(Dataset excerpt)

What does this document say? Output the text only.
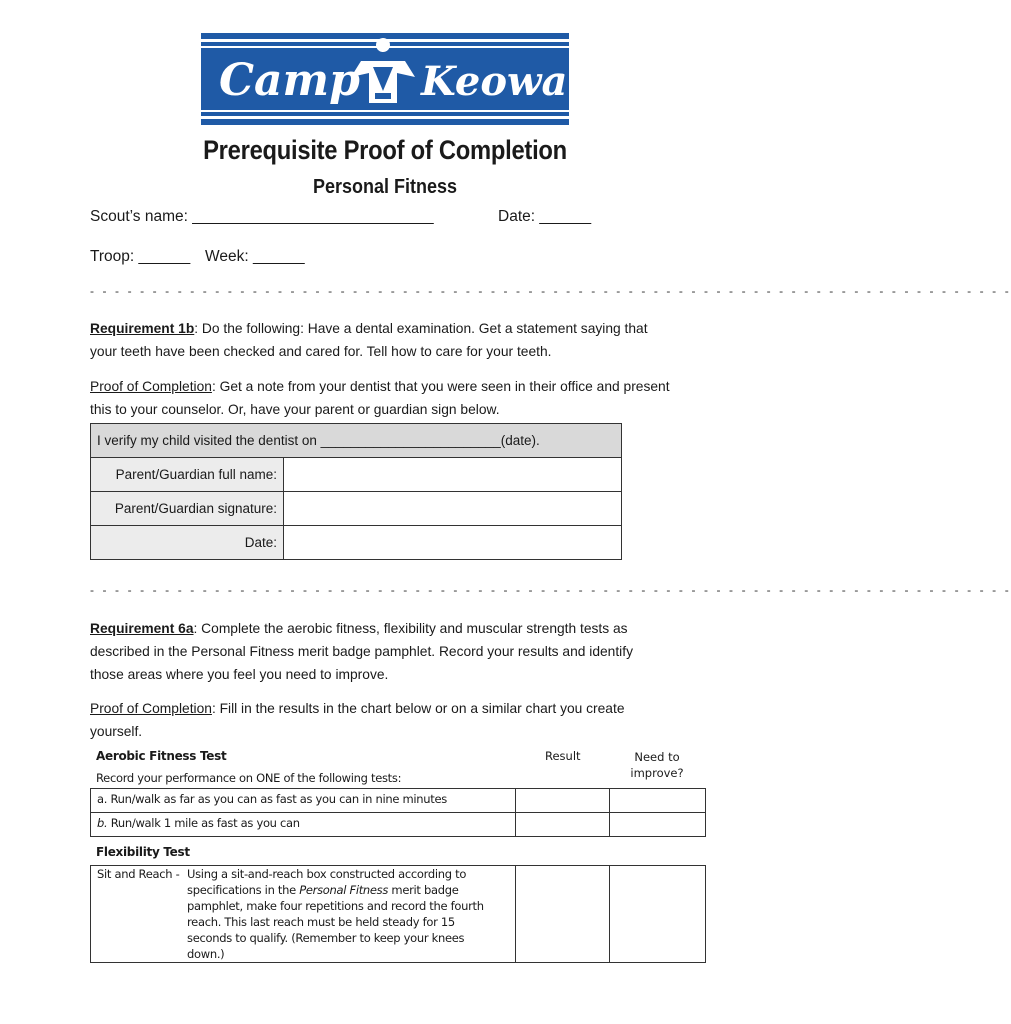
Camp Keowa
Prerequisite Proof of Completion
Personal Fitness
Scout’s name: ____________________________	Date: ______
Troop: ______ Week: ______
- - - - - - - - - - - - - - - - - - - - - - - - - - - - - - - - - - - - - - - - - - - - - - - - - - - - - - - - - - - - - - - - - - - - - - - - - -
Requirement 1b: Do the following: Have a dental examination. Get a statement saying that your teeth have been checked and cared for. Tell how to care for your teeth.
Proof of Completion: Get a note from your dentist that you were seen in their office and present this to your counselor. Or, have your parent or guardian sign below.
I verify my child visited the dentist on ________________________(date).	
Parent/Guardian full name:	
Parent/Guardian signature:	
Date:	
- - - - - - - - - - - - - - - - - - - - - - - - - - - - - - - - - - - - - - - - - - - - - - - - - - - - - - - - - - - - - - - - - - - - - - - - - -
Requirement 6a: Complete the aerobic fitness, flexibility and muscular strength tests as described in the Personal Fitness merit badge pamphlet. Record your results and identify those areas where you feel you need to improve.
Proof of Completion: Fill in the results in the chart below or on a similar chart you create yourself.
Aerobic Fitness Test
Record your performance on ONE of the following tests:
Result	Need to
improve?
a. Run/walk as far as you can as fast as you can in nine minutes		
b. Run/walk 1 mile as fast as you can		
Flexibility Test
Sit and Reach - Using a sit-and-reach box constructed according to specifications in the Personal Fitness merit badge pamphlet, make four repetitions and record the fourth reach. This last reach must be held steady for 15 seconds to qualify. (Remember to keep your knees down.)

**Task directions:** Pictures are to be left out; all else in the entries above is to be quoted exactly.

**Solution to this task:**
What does this document say? Output the text only.
Camp Keowa
Prerequisite Proof of Completion
Personal Fitness
Scout’s name: ____________________________	Date: ______
Troop: ______ Week: ______
- - - - - - - - - - - - - - - - - - - - - - - - - - - - - - - - - - - - - - - - - - - - - - - - - - - - - - - - - - - - - - - - - - - - - - - - - -
Requirement 1b: Do the following: Have a dental examination. Get a statement saying that your teeth have been checked and cared for. Tell how to care for your teeth.
Proof of Completion: Get a note from your dentist that you were seen in their office and present this to your counselor. Or, have your parent or guardian sign below.
I verify my child visited the dentist on ________________________(date).	
Parent/Guardian full name:	
Parent/Guardian signature:	
Date:	
- - - - - - - - - - - - - - - - - - - - - - - - - - - - - - - - - - - - - - - - - - - - - - - - - - - - - - - - - - - - - - - - - - - - - - - - - -
Requirement 6a: Complete the aerobic fitness, flexibility and muscular strength tests as described in the Personal Fitness merit badge pamphlet. Record your results and identify those areas where you feel you need to improve.
Proof of Completion: Fill in the results in the chart below or on a similar chart you create yourself.
Aerobic Fitness Test
Record your performance on ONE of the following tests:
Result	Need to
improve?
a. Run/walk as far as you can as fast as you can in nine minutes		
b. Run/walk 1 mile as fast as you can		
Flexibility Test
Sit and Reach - Using a sit-and-reach box constructed according to specifications in the Personal Fitness merit badge pamphlet, make four repetitions and record the fourth reach. This last reach must be held steady for 15 seconds to qualify. (Remember to keep your knees down.)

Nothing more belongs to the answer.